**Task goal**
Search the listing for the string "csütörtök" and copy every line that contains it.

— begin Entries —

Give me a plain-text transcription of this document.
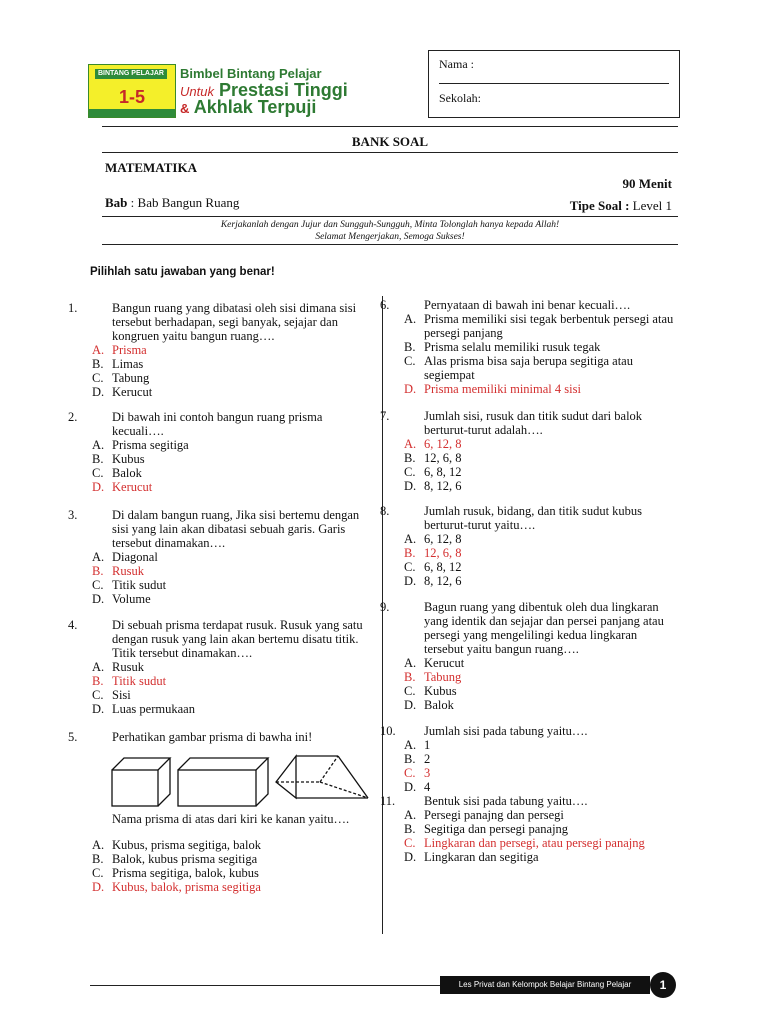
BINTANG PELAJAR
1-5
Bimbel Bintang Pelajar
Untuk Prestasi Tinggi
& Akhlak Terpuji
Nama :
Sekolah:
BANK SOAL
MATEMATIKA
90 Menit
Bab : Bab Bangun Ruang	Tipe Soal : Level 1
Kerjakanlah dengan Jujur dan Sungguh-Sungguh, Minta Tolonglah hanya kepada Allah!
Selamat Mengerjakan, Semoga Sukses!
Pilihlah satu jawaban yang benar!
1.	Bangun ruang yang dibatasi oleh sisi dimana sisi tersebut berhadapan, segi banyak, sejajar dan kongruen yaitu bangun ruang….
A. Prisma
B. Limas
C. Tabung
D. Kerucut
2.	Di bawah ini contoh bangun ruang prisma kecuali….
A. Prisma segitiga
B. Kubus
C. Balok
D. Kerucut
3.	Di dalam bangun ruang, Jika sisi bertemu dengan sisi yang lain akan dibatasi sebuah garis. Garis tersebut dinamakan….
A. Diagonal
B. Rusuk
C. Titik sudut
D. Volume
4.	Di sebuah prisma terdapat rusuk. Rusuk yang satu dengan rusuk yang lain akan bertemu disatu titik. Titik tersebut dinamakan….
A. Rusuk
B. Titik sudut
C. Sisi
D. Luas permukaan
5.	Perhatikan gambar prisma di bawha ini!
Nama prisma di atas dari kiri ke kanan yaitu….
A. Kubus, prisma segitiga, balok
B. Balok, kubus prisma segitiga
C. Prisma segitiga, balok, kubus
D. Kubus, balok, prisma segitiga
6.	Pernyataan di bawah ini benar kecuali….
A. Prisma memiliki sisi tegak berbentuk persegi atau persegi panjang
B. Prisma selalu memiliki rusuk tegak
C. Alas prisma bisa saja berupa segitiga atau segiempat
D. Prisma memiliki minimal 4 sisi
7.	Jumlah sisi, rusuk dan titik sudut dari balok berturut-turut adalah….
A. 6, 12, 8
B. 12, 6, 8
C. 6, 8, 12
D. 8, 12, 6
8.	Jumlah rusuk, bidang, dan titik sudut kubus berturut-turut yaitu….
A. 6, 12, 8
B. 12, 6, 8
C. 6, 8, 12
D. 8, 12, 6
9.	Bagun ruang yang dibentuk oleh dua lingkaran yang identik dan sejajar dan persei panjang atau persegi yang mengelilingi kedua lingkaran tersebut yaitu bangun ruang….
A. Kerucut
B. Tabung
C. Kubus
D. Balok
10. Jumlah sisi pada tabung yaitu….
A. 1
B. 2
C. 3
D. 4
11. Bentuk sisi pada tabung yaitu….
A. Persegi panajng dan persegi
B. Segitiga dan persegi panajng
C. Lingkaran dan persegi, atau persegi panajng
D. Lingkaran dan segitiga
Les Privat dan Kelompok Belajar Bintang Pelajar	1
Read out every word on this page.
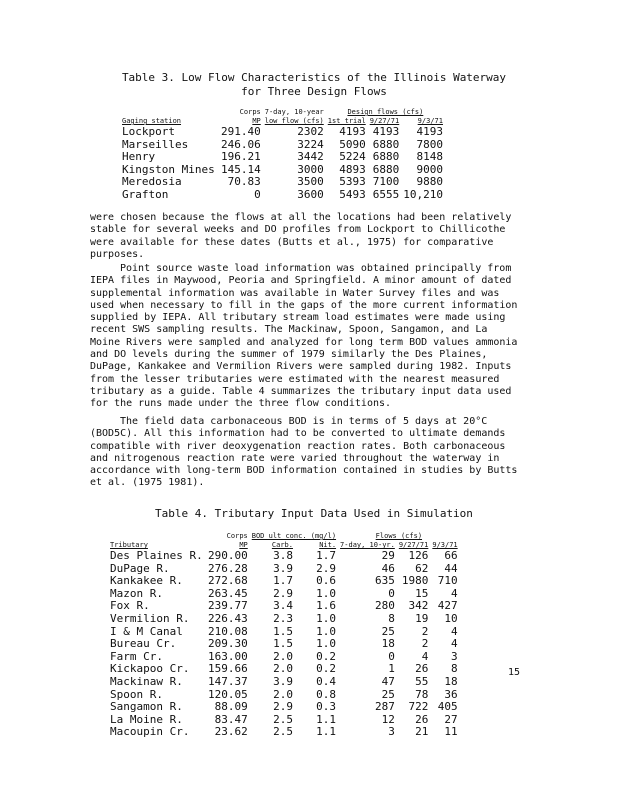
Table 3. Low Flow Characteristics of the Illinois Waterway
for Three Design Flows
	Corps	7-day, 10-year	Design flows (cfs)		
Gaging station	MP	low flow (cfs)	1st trial	9/27/71	9/3/71
Lockport	291.40	2302	4193	4193	4193
Marseilles	246.06	3224	5090	6880	7800
Henry	196.21	3442	5224	6880	8148
Kingston Mines	145.14	3000	4893	6880	9000
Meredosia	70.83	3500	5393	7100	9880
Grafton	0	3600	5493	6555	10,210

were chosen because the flows at all the locations had been relatively stable for several weeks and DO profiles from Lockport to Chillicothe were available for these dates (Butts et al., 1975) for comparative purposes.

Point source waste load information was obtained principally from IEPA files in Maywood, Peoria and Springfield. A minor amount of dated supplemental information was available in Water Survey files and was used when necessary to fill in the gaps of the more current information supplied by IEPA. All tributary stream load estimates were made using recent SWS sampling results. The Mackinaw, Spoon, Sangamon, and La Moine Rivers were sampled and analyzed for long term BOD values ammonia and DO levels during the summer of 1979 similarly the Des Plaines, DuPage, Kankakee and Vermilion Rivers were sampled during 1982. Inputs from the lesser tributaries were estimated with the nearest measured tributary as a guide. Table 4 summarizes the tributary input data used for the runs made under the three flow conditions.

The field data carbonaceous BOD is in terms of 5 days at 20°C (BOD5C). All this information had to be converted to ultimate demands compatible with river deoxygenation reaction rates. Both carbonaceous and nitrogenous reaction rate were varied throughout the waterway in accordance with long-term BOD information contained in studies by Butts et al. (1975 1981).

Table 4. Tributary Input Data Used in Simulation
	Corps	BOD ult conc. (mg/l)		Flows (cfs)		
Tributary	MP	Carb.	Nit.	7-day, 10-yr.	9/27/71	9/3/71
Des Plaines R.	290.00	3.8	1.7	29	126	66
DuPage R.	276.28	3.9	2.9	46	62	44
Kankakee R.	272.68	1.7	0.6	635	1980	710
Mazon R.	263.45	2.9	1.0	0	15	4
Fox R.	239.77	3.4	1.6	280	342	427
Vermilion R.	226.43	2.3	1.0	8	19	10
I & M Canal	210.08	1.5	1.0	25	2	4
Bureau Cr.	209.30	1.5	1.0	18	2	4
Farm Cr.	163.00	2.0	0.2	0	4	3
Kickapoo Cr.	159.66	2.0	0.2	1	26	8
Mackinaw R.	147.37	3.9	0.4	47	55	18
Spoon R.	120.05	2.0	0.8	25	78	36
Sangamon R.	88.09	2.9	0.3	287	722	405
La Moine R.	83.47	2.5	1.1	12	26	27
Macoupin Cr.	23.62	2.5	1.1	3	21	11
15
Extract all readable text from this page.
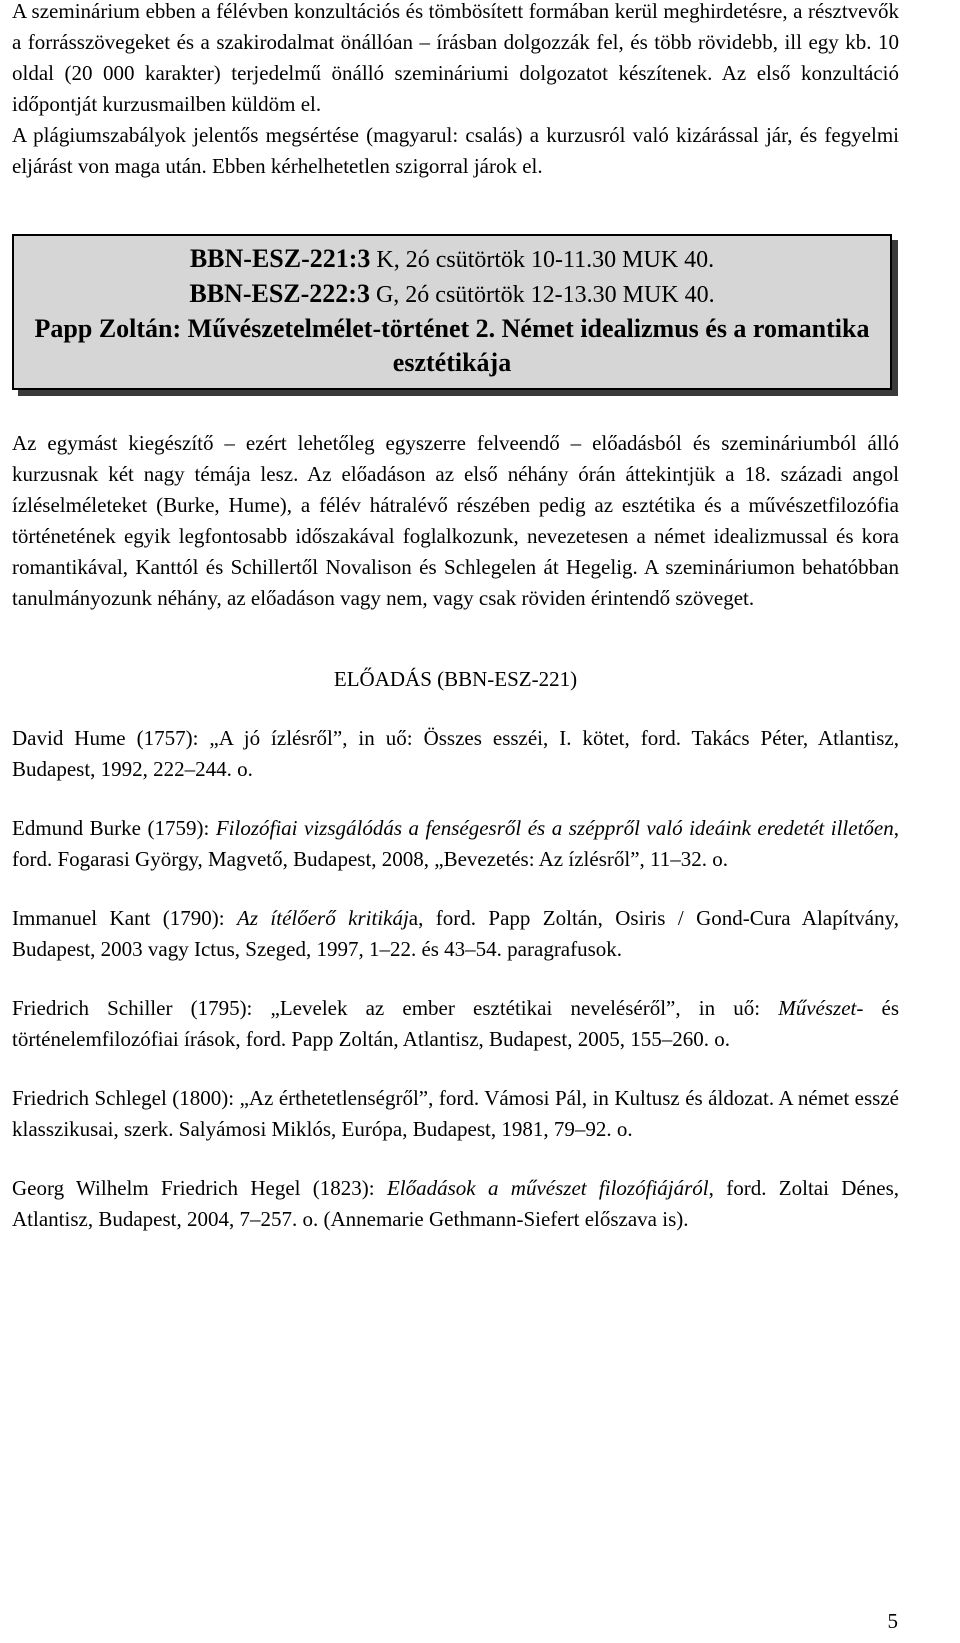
A szeminárium ebben a félévben konzultációs és tömbösített formában kerül meghirdetésre, a résztvevők a forrásszövegeket és a szakirodalmat önállóan – írásban dolgozzák fel, és több rövidebb, ill egy kb. 10 oldal (20 000 karakter) terjedelmű önálló szemináriumi dolgozatot készítenek. Az első konzultáció időpontját kurzusmailben küldöm el.

A plágiumszabályok jelentős megsértése (magyarul: csalás) a kurzusról való kizárással jár, és fegyelmi eljárást von maga után. Ebben kérhelhetetlen szigorral járok el.

BBN-ESZ-221:3 K, 2ó csütörtök 10-11.30 MUK 40.
BBN-ESZ-222:3 G, 2ó csütörtök 12-13.30 MUK 40.
Papp Zoltán: Művészetelmélet-történet 2. Német idealizmus és a romantika esztétikája

Az egymást kiegészítő – ezért lehetőleg egyszerre felveendő – előadásból és szemináriumból álló kurzusnak két nagy témája lesz. Az előadáson az első néhány órán áttekintjük a 18. századi angol ízléselméleteket (Burke, Hume), a félév hátralévő részében pedig az esztétika és a művészetfilozófia történetének egyik legfontosabb időszakával foglalkozunk, nevezetesen a német idealizmussal és kora romantikával, Kanttól és Schillertől Novalison és Schlegelen át Hegelig. A szemináriumon behatóbban tanulmányozunk néhány, az előadáson vagy nem, vagy csak röviden érintendő szöveget.

ELŐADÁS (BBN-ESZ-221)

David Hume (1757): „A jó ízlésről”, in uő: Összes esszéi, I. kötet, ford. Takács Péter, Atlantisz, Budapest, 1992, 222–244. o.

Edmund Burke (1759): Filozófiai vizsgálódás a fenségesről és a széppről való ideáink eredetét illetően, ford. Fogarasi György, Magvető, Budapest, 2008, „Bevezetés: Az ízlésről”, 11–32. o.

Immanuel Kant (1790): Az ítélőerő kritikája, ford. Papp Zoltán, Osiris / Gond-Cura Alapítvány, Budapest, 2003 vagy Ictus, Szeged, 1997, 1–22. és 43–54. paragrafusok.

Friedrich Schiller (1795): „Levelek az ember esztétikai neveléséről”, in uő: Művészet- és történelemfilozófiai írások, ford. Papp Zoltán, Atlantisz, Budapest, 2005, 155–260. o.

Friedrich Schlegel (1800): „Az érthetetlenségről”, ford. Vámosi Pál, in Kultusz és áldozat. A német esszé klasszikusai, szerk. Salyámosi Miklós, Európa, Budapest, 1981, 79–92. o.

Georg Wilhelm Friedrich Hegel (1823): Előadások a művészet filozófiájáról, ford. Zoltai Dénes, Atlantisz, Budapest, 2004, 7–257. o. (Annemarie Gethmann-Siefert előszava is).

5
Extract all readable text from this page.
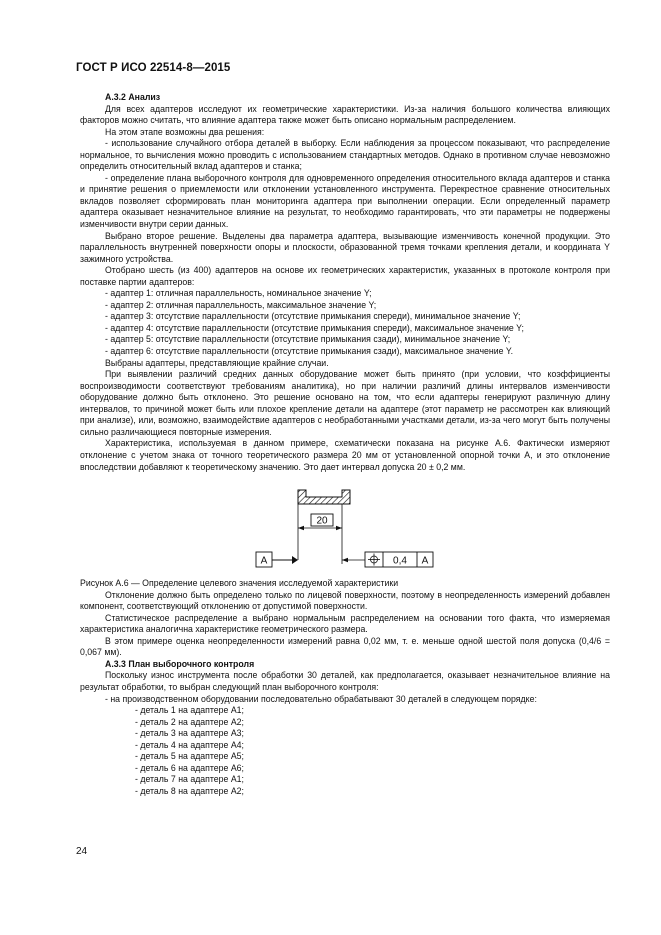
ГОСТ Р ИСО 22514-8—2015

А.3.2 Анализ

Для всех адаптеров исследуют их геометрические характеристики. Из-за наличия большого количества влияющих факторов можно считать, что влияние адаптера также может быть описано нормальным распределением.

На этом этапе возможны два решения:

- использование случайного отбора деталей в выборку. Если наблюдения за процессом показывают, что распределение нормальное, то вычисления можно проводить с использованием стандартных методов. Однако в противном случае невозможно определить относительный вклад адаптеров и станка;

- определение плана выборочного контроля для одновременного определения относительного вклада адаптеров и станка и принятие решения о приемлемости или отклонении установленного инструмента. Перекрестное сравнение относительных вкладов позволяет сформировать план мониторинга адаптера при выполнении операции. Если определенный параметр адаптера оказывает незначительное влияние на результат, то необходимо гарантировать, что эти параметры не подвержены изменчивости внутри серии данных.

Выбрано второе решение. Выделены два параметра адаптера, вызывающие изменчивость конечной продукции. Это параллельность внутренней поверхности опоры и плоскости, образованной тремя точками крепления детали, и координата Y зажимного устройства.

Отобрано шесть (из 400) адаптеров на основе их геометрических характеристик, указанных в протоколе контроля при поставке партии адаптеров:

- адаптер 1: отличная параллельность, номинальное значение Y;

- адаптер 2: отличная параллельность, максимальное значение Y;

- адаптер 3: отсутствие параллельности (отсутствие примыкания спереди), минимальное значение Y;

- адаптер 4: отсутствие параллельности (отсутствие примыкания спереди), максимальное значение Y;

- адаптер 5: отсутствие параллельности (отсутствие примыкания сзади), минимальное значение Y;

- адаптер 6: отсутствие параллельности (отсутствие примыкания сзади), максимальное значение Y.

Выбраны адаптеры, представляющие крайние случаи.

При выявлении различий средних данных оборудование может быть принято (при условии, что коэффициенты воспроизводимости соответствуют требованиям аналитика), но при наличии различий длины интервалов изменчивости оборудование должно быть отклонено. Это решение основано на том, что если адаптеры генерируют различную длину интервалов, то причиной может быть или плохое крепление детали на адаптере (этот параметр не рассмотрен как влияющий при анализе), или, возможно, взаимодействие адаптеров с необработанными участками детали, из-за чего могут быть получены сильно различающиеся повторные измерения.

Характеристика, используемая в данном примере, схематически показана на рисунке А.6. Фактически измеряют отклонение с учетом знака от точного теоретического размера 20 мм от установленной опорной точки А, и это отклонение впоследствии добавляют к теоретическому значению. Это дает интервал допуска 20 ± 0,2 мм.

20
A	0,4 A

Рисунок А.6 — Определение целевого значения исследуемой характеристики

Отклонение должно быть определено только по лицевой поверхности, поэтому в неопределенность измерений добавлен компонент, соответствующий отклонению от допустимой поверхности.

Статистическое распределение а выбрано нормальным распределением на основании того факта, что измеряемая характеристика аналогична характеристике геометрического размера.

В этом примере оценка неопределенности измерений равна 0,02 мм, т. е. меньше одной шестой поля допуска (0,4/6 = 0,067 мм).

А.3.3 План выборочного контроля

Поскольку износ инструмента после обработки 30 деталей, как предполагается, оказывает незначительное влияние на результат обработки, то выбран следующий план выборочного контроля:

- на производственном оборудовании последовательно обрабатывают 30 деталей в следующем порядке:

- деталь 1 на адаптере А1;

- деталь 2 на адаптере А2;

- деталь 3 на адаптере А3;

- деталь 4 на адаптере А4;

- деталь 5 на адаптере А5;

- деталь 6 на адаптере А6;

- деталь 7 на адаптере А1;

- деталь 8 на адаптере А2;

24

— end Entries —

**Solution to this exercise**
BBN-ESZ-221:3 K, 2ó csütörtök 10-11.30 MUK 40.
BBN-ESZ-222:3 G, 2ó csütörtök 12-13.30 MUK 40.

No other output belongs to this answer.